WORK TO COMPLETE: Show every line below where "document" can be found.

== LISTED RECORDS

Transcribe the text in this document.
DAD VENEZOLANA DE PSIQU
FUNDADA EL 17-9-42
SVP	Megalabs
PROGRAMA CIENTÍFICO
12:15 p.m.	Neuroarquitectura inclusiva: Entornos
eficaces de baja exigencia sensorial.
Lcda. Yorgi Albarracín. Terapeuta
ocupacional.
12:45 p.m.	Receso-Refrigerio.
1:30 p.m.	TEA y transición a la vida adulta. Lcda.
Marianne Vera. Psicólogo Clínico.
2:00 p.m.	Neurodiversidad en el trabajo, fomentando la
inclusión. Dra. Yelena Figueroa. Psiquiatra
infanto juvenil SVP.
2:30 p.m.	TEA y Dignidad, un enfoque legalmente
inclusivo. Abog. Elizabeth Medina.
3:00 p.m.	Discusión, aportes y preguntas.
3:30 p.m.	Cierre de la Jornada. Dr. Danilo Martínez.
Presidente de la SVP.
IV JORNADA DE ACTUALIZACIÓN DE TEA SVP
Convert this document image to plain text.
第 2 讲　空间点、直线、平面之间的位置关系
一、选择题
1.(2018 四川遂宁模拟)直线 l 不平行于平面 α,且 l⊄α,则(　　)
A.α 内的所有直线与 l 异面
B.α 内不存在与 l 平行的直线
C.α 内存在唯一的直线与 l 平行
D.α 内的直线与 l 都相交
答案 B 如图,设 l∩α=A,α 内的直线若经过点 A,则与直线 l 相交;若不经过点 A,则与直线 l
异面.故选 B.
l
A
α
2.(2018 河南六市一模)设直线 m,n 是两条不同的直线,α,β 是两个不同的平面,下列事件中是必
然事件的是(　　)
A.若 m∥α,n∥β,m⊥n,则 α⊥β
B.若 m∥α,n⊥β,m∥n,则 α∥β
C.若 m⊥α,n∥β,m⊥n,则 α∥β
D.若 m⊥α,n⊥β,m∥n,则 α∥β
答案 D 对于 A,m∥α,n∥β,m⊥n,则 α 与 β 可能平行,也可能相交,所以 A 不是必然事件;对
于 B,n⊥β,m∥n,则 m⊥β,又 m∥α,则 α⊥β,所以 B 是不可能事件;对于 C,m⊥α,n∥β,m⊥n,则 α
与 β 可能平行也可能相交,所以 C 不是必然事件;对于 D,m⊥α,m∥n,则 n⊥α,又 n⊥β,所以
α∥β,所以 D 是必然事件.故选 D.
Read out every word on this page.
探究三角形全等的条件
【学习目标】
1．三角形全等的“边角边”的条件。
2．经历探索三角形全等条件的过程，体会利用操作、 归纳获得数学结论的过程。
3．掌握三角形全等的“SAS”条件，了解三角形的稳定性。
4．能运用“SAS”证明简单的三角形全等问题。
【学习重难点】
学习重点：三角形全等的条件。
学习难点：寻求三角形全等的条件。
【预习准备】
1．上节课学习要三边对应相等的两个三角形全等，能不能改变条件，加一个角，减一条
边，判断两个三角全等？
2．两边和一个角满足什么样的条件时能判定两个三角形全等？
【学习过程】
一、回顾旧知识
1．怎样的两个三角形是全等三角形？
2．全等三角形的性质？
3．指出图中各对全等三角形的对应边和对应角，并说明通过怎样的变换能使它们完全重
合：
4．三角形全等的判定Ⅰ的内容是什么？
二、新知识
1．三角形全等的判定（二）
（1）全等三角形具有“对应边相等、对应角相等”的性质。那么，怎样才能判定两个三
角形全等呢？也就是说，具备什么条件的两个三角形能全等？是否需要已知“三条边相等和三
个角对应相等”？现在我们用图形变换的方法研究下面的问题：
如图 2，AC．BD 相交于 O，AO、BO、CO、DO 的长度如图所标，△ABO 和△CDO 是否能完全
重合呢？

====

SOLUTION TO THIS EXERCISE:
Transcribe the text in this document.
Convert this document image to plain text.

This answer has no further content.